_GOAL_
Every line of the material below must be repeated exactly.

** BEGIN GIVEN ENTRIES **

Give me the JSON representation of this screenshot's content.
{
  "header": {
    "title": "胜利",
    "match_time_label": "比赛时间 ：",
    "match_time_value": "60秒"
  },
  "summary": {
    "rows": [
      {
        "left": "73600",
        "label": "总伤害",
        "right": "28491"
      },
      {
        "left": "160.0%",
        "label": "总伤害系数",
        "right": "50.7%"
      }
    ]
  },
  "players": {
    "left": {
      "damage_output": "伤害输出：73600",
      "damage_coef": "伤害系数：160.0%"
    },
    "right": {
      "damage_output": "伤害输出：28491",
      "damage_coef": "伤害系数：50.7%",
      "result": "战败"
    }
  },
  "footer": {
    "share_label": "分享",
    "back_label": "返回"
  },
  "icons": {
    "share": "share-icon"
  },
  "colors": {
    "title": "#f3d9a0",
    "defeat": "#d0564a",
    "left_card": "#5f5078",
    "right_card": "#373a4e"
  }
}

** END GIVEN ENTRIES **

_EXERCISE RESPONSE_
Give me the JSON representation of this screenshot's content.
{
  "header": {
    "title": "胜利",
    "match_time_label": "比赛时间 ：",
    "match_time_value": "60秒"
  },
  "summary": {
    "rows": [
      {
        "left": "73600",
        "label": "总伤害",
        "right": "28491"
      },
      {
        "left": "160.0%",
        "label": "总伤害系数",
        "right": "50.7%"
      }
    ]
  },
  "players": {
    "left": {
      "damage_output": "伤害输出：73600",
      "damage_coef": "伤害系数：160.0%"
    },
    "right": {
      "damage_output": "伤害输出：28491",
      "damage_coef": "伤害系数：50.7%",
      "result": "战败"
    }
  },
  "footer": {
    "share_label": "分享",
    "back_label": "返回"
  },
  "icons": {
    "share": "share-icon"
  },
  "colors": {
    "title": "#f3d9a0",
    "defeat": "#d0564a",
    "left_card": "#5f5078",
    "right_card": "#373a4e"
  }
}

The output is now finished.